-- start of SOURCE DATA --
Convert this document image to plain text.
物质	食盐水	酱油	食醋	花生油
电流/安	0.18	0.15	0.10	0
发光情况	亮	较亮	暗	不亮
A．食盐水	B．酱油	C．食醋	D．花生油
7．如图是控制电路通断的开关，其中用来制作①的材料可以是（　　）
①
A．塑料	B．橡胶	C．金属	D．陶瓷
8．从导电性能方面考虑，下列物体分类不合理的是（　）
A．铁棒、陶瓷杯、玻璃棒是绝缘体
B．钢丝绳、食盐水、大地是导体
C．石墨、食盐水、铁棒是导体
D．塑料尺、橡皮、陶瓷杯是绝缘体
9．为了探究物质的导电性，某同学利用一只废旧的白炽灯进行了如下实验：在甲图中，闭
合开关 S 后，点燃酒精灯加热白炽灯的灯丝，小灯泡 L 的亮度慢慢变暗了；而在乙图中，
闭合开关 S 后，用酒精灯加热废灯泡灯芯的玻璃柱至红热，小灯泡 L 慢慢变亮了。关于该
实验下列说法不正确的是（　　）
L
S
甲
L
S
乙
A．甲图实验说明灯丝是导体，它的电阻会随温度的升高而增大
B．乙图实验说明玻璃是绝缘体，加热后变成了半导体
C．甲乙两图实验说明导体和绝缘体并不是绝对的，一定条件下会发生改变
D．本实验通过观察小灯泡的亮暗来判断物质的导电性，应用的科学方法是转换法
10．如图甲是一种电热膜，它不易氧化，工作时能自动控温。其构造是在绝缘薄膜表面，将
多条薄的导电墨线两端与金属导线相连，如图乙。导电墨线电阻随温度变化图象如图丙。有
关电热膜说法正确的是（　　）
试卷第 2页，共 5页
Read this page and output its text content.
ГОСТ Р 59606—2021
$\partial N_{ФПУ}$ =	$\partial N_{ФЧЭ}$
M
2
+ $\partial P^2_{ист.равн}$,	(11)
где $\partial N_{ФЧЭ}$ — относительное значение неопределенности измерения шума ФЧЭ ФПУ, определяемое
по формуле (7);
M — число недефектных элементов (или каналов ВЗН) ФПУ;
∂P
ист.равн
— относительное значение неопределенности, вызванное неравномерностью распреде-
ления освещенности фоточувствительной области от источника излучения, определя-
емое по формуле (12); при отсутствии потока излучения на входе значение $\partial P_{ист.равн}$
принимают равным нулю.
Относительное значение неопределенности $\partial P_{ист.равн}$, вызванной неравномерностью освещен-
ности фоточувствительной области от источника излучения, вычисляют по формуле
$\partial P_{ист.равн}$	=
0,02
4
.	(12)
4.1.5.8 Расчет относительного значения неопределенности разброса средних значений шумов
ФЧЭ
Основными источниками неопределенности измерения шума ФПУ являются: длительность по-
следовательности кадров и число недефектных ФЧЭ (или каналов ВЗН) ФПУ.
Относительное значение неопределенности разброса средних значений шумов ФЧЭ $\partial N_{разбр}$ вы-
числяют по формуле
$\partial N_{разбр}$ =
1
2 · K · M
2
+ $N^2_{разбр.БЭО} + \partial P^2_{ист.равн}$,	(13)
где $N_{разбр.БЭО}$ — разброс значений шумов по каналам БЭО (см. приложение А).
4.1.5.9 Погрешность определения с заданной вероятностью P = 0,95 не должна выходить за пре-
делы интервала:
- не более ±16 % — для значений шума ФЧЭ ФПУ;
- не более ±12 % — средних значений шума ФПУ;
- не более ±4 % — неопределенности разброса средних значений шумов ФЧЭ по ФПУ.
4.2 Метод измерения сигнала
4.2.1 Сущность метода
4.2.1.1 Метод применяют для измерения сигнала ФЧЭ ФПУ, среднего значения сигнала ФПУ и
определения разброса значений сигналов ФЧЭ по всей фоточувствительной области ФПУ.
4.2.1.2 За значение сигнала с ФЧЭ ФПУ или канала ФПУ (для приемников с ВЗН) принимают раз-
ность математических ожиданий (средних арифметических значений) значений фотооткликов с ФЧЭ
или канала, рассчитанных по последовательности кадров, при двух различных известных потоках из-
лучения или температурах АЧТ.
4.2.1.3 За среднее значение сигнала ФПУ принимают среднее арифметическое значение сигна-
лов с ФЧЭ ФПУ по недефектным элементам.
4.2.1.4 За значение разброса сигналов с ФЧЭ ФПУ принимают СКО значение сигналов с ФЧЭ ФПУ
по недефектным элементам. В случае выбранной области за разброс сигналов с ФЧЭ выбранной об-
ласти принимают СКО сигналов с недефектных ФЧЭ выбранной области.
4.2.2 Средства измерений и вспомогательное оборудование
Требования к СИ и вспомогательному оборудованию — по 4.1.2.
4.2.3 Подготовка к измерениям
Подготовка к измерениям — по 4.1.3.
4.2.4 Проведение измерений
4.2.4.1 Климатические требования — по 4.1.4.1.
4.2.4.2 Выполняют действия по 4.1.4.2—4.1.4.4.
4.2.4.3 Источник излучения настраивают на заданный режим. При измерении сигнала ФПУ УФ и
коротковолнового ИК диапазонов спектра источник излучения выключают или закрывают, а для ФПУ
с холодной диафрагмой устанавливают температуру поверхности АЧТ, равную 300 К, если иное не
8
-- end of SOURCE DATA --
# WRITTEN EXERCISE
The whole listing above needs to be written out again exactly.

# RESULT OF THIS EXERCISE
Convert this document image to plain text.
物质	食盐水	酱油	食醋	花生油
电流/安	0.18	0.15	0.10	0
发光情况	亮	较亮	暗	不亮
A．食盐水	B．酱油	C．食醋	D．花生油
7．如图是控制电路通断的开关，其中用来制作①的材料可以是（　　）
①
A．塑料	B．橡胶	C．金属	D．陶瓷
8．从导电性能方面考虑，下列物体分类不合理的是（　）
A．铁棒、陶瓷杯、玻璃棒是绝缘体
B．钢丝绳、食盐水、大地是导体
C．石墨、食盐水、铁棒是导体
D．塑料尺、橡皮、陶瓷杯是绝缘体
9．为了探究物质的导电性，某同学利用一只废旧的白炽灯进行了如下实验：在甲图中，闭
合开关 S 后，点燃酒精灯加热白炽灯的灯丝，小灯泡 L 的亮度慢慢变暗了；而在乙图中，
闭合开关 S 后，用酒精灯加热废灯泡灯芯的玻璃柱至红热，小灯泡 L 慢慢变亮了。关于该
实验下列说法不正确的是（　　）
L
S
甲
L
S
乙
A．甲图实验说明灯丝是导体，它的电阻会随温度的升高而增大
B．乙图实验说明玻璃是绝缘体，加热后变成了半导体
C．甲乙两图实验说明导体和绝缘体并不是绝对的，一定条件下会发生改变
D．本实验通过观察小灯泡的亮暗来判断物质的导电性，应用的科学方法是转换法
10．如图甲是一种电热膜，它不易氧化，工作时能自动控温。其构造是在绝缘薄膜表面，将
多条薄的导电墨线两端与金属导线相连，如图乙。导电墨线电阻随温度变化图象如图丙。有
关电热膜说法正确的是（　　）
试卷第 2页，共 5页
Read this page and output its text content.
ГОСТ Р 59606—2021
$\partial N_{ФПУ}$ =	$\partial N_{ФЧЭ}$
M
2
+ $\partial P^2_{ист.равн}$,	(11)
где $\partial N_{ФЧЭ}$ — относительное значение неопределенности измерения шума ФЧЭ ФПУ, определяемое
по формуле (7);
M — число недефектных элементов (или каналов ВЗН) ФПУ;
∂P
ист.равн
— относительное значение неопределенности, вызванное неравномерностью распреде-
ления освещенности фоточувствительной области от источника излучения, определя-
емое по формуле (12); при отсутствии потока излучения на входе значение $\partial P_{ист.равн}$
принимают равным нулю.
Относительное значение неопределенности $\partial P_{ист.равн}$, вызванной неравномерностью освещен-
ности фоточувствительной области от источника излучения, вычисляют по формуле
$\partial P_{ист.равн}$	=
0,02
4
.	(12)
4.1.5.8 Расчет относительного значения неопределенности разброса средних значений шумов
ФЧЭ
Основными источниками неопределенности измерения шума ФПУ являются: длительность по-
следовательности кадров и число недефектных ФЧЭ (или каналов ВЗН) ФПУ.
Относительное значение неопределенности разброса средних значений шумов ФЧЭ $\partial N_{разбр}$ вы-
числяют по формуле
$\partial N_{разбр}$ =
1
2 · K · M
2
+ $N^2_{разбр.БЭО} + \partial P^2_{ист.равн}$,	(13)
где $N_{разбр.БЭО}$ — разброс значений шумов по каналам БЭО (см. приложение А).
4.1.5.9 Погрешность определения с заданной вероятностью P = 0,95 не должна выходить за пре-
делы интервала:
- не более ±16 % — для значений шума ФЧЭ ФПУ;
- не более ±12 % — средних значений шума ФПУ;
- не более ±4 % — неопределенности разброса средних значений шумов ФЧЭ по ФПУ.
4.2 Метод измерения сигнала
4.2.1 Сущность метода
4.2.1.1 Метод применяют для измерения сигнала ФЧЭ ФПУ, среднего значения сигнала ФПУ и
определения разброса значений сигналов ФЧЭ по всей фоточувствительной области ФПУ.
4.2.1.2 За значение сигнала с ФЧЭ ФПУ или канала ФПУ (для приемников с ВЗН) принимают раз-
ность математических ожиданий (средних арифметических значений) значений фотооткликов с ФЧЭ
или канала, рассчитанных по последовательности кадров, при двух различных известных потоках из-
лучения или температурах АЧТ.
4.2.1.3 За среднее значение сигнала ФПУ принимают среднее арифметическое значение сигна-
лов с ФЧЭ ФПУ по недефектным элементам.
4.2.1.4 За значение разброса сигналов с ФЧЭ ФПУ принимают СКО значение сигналов с ФЧЭ ФПУ
по недефектным элементам. В случае выбранной области за разброс сигналов с ФЧЭ выбранной об-
ласти принимают СКО сигналов с недефектных ФЧЭ выбранной области.
4.2.2 Средства измерений и вспомогательное оборудование
Требования к СИ и вспомогательному оборудованию — по 4.1.2.
4.2.3 Подготовка к измерениям
Подготовка к измерениям — по 4.1.3.
4.2.4 Проведение измерений
4.2.4.1 Климатические требования — по 4.1.4.1.
4.2.4.2 Выполняют действия по 4.1.4.2—4.1.4.4.
4.2.4.3 Источник излучения настраивают на заданный режим. При измерении сигнала ФПУ УФ и
коротковолнового ИК диапазонов спектра источник излучения выключают или закрывают, а для ФПУ
с холодной диафрагмой устанавливают температуру поверхности АЧТ, равную 300 К, если иное не
8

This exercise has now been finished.